**DESCRIPTION OF THE TASK:** Make an exact copy of all the entries, with the pictures left out.

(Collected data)
◇ ◇ ◇ ◇ ◇

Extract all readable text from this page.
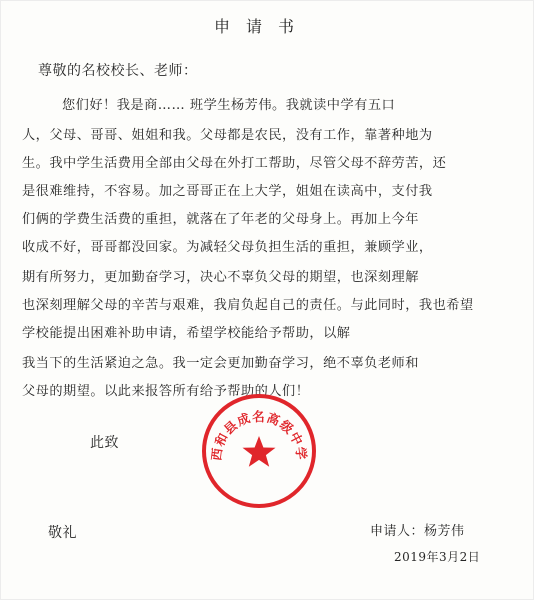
申请书
尊敬的名校校长、老师：
您们好！我是商…… 班学生杨芳伟。我就读中学有五口
人，父母、哥哥、姐姐和我。父母都是农民，没有工作，靠著种地为
生。我中学生活费用全部由父母在外打工帮助，尽管父母不辞劳苦，还
是很难维持，不容易。加之哥哥正在上大学，姐姐在读高中，支付我
们俩的学费生活费的重担，就落在了年老的父母身上。再加上今年
收成不好，哥哥都没回家。为减轻父母负担生活的重担，兼顾学业，
期有所努力，更加勤奋学习，决心不辜负父母的期望，也深刻理解
也深刻理解父母的辛苦与艰难，我肩负起自己的责任。与此同时，我也希望
学校能提出困难补助申请，希望学校能给予帮助，以解
我当下的生活紧迫之急。我一定会更加勤奋学习，绝不辜负老师和
父母的期望。以此来报答所有给予帮助的人们！
此致
敬礼	申请人：杨芳伟
2019年3月2日
西和县成名高级中学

◇ ◇ ◇ ◇ ◇

**SOLUTION:**
Extract all readable text from this page.
申请书
尊敬的名校校长、老师：
您们好！我是商…… 班学生杨芳伟。我就读中学有五口
人，父母、哥哥、姐姐和我。父母都是农民，没有工作，靠著种地为
生。我中学生活费用全部由父母在外打工帮助，尽管父母不辞劳苦，还
是很难维持，不容易。加之哥哥正在上大学，姐姐在读高中，支付我
们俩的学费生活费的重担，就落在了年老的父母身上。再加上今年
收成不好，哥哥都没回家。为减轻父母负担生活的重担，兼顾学业，
期有所努力，更加勤奋学习，决心不辜负父母的期望，也深刻理解
也深刻理解父母的辛苦与艰难，我肩负起自己的责任。与此同时，我也希望
学校能提出困难补助申请，希望学校能给予帮助，以解
我当下的生活紧迫之急。我一定会更加勤奋学习，绝不辜负老师和
父母的期望。以此来报答所有给予帮助的人们！
此致
敬礼	申请人：杨芳伟
2019年3月2日
西和县成名高级中学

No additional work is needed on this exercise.